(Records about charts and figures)
------------------------------------
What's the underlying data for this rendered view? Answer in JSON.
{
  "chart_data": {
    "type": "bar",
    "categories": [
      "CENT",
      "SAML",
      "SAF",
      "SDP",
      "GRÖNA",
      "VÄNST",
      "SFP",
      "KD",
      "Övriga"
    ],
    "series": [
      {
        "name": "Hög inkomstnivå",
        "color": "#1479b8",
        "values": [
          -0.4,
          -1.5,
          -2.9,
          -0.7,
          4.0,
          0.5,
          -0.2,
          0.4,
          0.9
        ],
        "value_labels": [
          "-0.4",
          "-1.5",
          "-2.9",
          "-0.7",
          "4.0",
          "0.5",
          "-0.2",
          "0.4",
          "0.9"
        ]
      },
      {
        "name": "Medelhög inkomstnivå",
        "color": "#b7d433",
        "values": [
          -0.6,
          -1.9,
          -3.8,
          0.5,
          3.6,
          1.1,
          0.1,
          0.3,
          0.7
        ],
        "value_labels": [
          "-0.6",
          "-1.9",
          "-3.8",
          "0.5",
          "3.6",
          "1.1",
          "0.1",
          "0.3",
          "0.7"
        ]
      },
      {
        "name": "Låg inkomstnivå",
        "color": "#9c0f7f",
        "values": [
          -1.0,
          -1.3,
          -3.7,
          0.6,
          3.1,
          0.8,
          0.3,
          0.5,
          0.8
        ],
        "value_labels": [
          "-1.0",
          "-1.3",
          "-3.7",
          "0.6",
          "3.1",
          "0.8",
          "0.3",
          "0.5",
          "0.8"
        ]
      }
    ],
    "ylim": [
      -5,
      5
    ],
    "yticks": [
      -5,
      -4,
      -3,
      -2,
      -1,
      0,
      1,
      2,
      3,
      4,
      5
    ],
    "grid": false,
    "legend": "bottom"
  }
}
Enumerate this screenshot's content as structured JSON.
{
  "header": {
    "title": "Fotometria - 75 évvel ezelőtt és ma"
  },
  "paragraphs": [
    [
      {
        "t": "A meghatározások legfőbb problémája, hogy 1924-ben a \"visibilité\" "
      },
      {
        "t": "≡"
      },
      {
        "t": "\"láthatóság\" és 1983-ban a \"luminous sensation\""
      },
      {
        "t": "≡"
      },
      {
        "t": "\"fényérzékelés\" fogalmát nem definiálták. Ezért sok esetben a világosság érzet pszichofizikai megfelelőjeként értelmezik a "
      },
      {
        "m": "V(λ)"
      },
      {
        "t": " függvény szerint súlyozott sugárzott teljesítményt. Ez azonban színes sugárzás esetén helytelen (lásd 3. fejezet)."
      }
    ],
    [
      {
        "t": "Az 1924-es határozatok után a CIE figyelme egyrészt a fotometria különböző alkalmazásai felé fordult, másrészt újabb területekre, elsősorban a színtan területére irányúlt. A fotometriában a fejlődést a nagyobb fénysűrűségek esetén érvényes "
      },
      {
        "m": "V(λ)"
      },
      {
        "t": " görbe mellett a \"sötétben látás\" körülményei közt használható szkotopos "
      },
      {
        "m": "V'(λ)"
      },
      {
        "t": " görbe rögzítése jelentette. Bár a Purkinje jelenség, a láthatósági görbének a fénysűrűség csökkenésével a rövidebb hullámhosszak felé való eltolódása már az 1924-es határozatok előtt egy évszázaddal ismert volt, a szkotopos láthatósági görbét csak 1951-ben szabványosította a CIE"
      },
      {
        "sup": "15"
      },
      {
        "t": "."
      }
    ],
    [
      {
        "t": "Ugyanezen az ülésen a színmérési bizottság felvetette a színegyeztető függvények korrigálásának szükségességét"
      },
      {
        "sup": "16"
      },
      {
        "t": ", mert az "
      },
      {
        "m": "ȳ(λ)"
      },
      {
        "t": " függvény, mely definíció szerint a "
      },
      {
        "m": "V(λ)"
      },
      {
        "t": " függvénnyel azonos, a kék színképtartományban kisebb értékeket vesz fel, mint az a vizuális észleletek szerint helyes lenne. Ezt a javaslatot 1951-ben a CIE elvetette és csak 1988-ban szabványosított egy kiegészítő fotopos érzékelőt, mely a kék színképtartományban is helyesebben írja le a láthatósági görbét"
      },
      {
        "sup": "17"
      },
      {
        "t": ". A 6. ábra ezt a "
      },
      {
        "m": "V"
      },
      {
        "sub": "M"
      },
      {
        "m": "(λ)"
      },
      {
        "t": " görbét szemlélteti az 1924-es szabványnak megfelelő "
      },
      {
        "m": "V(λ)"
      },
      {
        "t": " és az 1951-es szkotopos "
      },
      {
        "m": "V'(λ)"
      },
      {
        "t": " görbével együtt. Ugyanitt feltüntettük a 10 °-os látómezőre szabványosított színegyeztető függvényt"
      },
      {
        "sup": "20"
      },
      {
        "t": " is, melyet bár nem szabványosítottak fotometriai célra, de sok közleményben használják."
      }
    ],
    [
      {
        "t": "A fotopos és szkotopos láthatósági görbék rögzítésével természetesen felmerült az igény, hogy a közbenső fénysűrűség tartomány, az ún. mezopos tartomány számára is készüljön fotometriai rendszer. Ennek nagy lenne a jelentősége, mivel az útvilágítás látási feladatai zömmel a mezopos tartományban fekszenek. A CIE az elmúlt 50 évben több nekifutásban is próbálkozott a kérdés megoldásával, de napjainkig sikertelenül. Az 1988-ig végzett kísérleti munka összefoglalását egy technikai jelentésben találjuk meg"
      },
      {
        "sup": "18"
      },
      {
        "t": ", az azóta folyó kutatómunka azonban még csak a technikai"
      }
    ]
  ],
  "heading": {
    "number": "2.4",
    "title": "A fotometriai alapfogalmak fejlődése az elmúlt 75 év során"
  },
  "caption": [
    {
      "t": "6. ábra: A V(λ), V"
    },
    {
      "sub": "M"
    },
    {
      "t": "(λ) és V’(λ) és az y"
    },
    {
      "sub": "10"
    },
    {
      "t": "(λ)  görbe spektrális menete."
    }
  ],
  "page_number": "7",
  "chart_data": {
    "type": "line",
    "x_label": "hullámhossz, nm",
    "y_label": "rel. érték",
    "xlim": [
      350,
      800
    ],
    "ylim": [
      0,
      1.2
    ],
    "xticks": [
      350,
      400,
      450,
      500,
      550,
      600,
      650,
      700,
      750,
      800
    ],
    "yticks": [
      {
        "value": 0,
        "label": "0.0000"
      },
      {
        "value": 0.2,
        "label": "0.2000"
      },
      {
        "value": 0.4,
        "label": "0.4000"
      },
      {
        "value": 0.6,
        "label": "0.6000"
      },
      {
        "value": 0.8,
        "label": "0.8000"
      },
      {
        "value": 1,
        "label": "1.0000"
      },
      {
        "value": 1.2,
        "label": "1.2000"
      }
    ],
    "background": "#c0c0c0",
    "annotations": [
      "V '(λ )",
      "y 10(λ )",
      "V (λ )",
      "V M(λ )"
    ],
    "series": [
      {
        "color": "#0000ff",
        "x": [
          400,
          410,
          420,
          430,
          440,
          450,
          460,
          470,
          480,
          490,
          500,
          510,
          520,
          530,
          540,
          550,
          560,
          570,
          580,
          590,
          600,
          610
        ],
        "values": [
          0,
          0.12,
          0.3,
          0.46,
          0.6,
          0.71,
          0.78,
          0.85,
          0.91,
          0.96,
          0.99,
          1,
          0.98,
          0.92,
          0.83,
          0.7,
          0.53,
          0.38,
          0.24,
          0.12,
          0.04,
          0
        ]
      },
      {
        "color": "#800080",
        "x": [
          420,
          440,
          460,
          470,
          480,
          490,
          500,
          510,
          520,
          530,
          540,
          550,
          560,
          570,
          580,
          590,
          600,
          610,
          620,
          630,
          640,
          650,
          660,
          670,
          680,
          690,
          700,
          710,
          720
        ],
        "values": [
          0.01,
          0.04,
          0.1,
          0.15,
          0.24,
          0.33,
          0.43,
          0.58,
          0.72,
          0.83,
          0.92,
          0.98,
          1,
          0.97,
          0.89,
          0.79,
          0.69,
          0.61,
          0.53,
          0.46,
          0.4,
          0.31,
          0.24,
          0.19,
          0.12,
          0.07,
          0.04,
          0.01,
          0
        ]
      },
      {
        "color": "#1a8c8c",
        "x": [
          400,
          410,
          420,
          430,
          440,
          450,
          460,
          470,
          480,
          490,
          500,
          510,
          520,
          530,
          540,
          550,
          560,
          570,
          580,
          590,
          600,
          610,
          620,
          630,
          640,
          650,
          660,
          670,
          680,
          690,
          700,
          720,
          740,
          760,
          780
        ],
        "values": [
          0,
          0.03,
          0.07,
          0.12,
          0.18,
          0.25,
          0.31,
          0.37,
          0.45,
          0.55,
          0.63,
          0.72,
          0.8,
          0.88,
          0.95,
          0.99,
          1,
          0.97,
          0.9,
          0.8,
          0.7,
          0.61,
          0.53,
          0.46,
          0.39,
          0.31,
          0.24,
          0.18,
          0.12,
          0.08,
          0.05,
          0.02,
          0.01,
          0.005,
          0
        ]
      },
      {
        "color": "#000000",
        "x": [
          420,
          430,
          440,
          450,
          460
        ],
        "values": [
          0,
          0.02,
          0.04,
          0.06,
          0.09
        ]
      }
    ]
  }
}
------------------------------------
Problem details:
Pick out the lines that contain "felé" and copy them.

Exercise response:
        "t": "Az 1924-es határozatok után a CIE figyelme egyrészt a fotometria különböző alkalmazásai felé fordult, másrészt újabb területekre, elsősorban a színtan területére irányúlt. A fotometriában a fejlődést a nagyobb fénysűrűségek esetén érvényes "
        "t": " görbe rögzítése jelentette. Bár a Purkinje jelenség, a láthatósági görbének a fénysűrűség csökkenésével a rövidebb hullámhosszak felé való eltolódása már az 1924-es határozatok előtt egy évszázaddal ismert volt, a szkotopos láthatósági görbét csak 1951-ben szabványosította a CIE"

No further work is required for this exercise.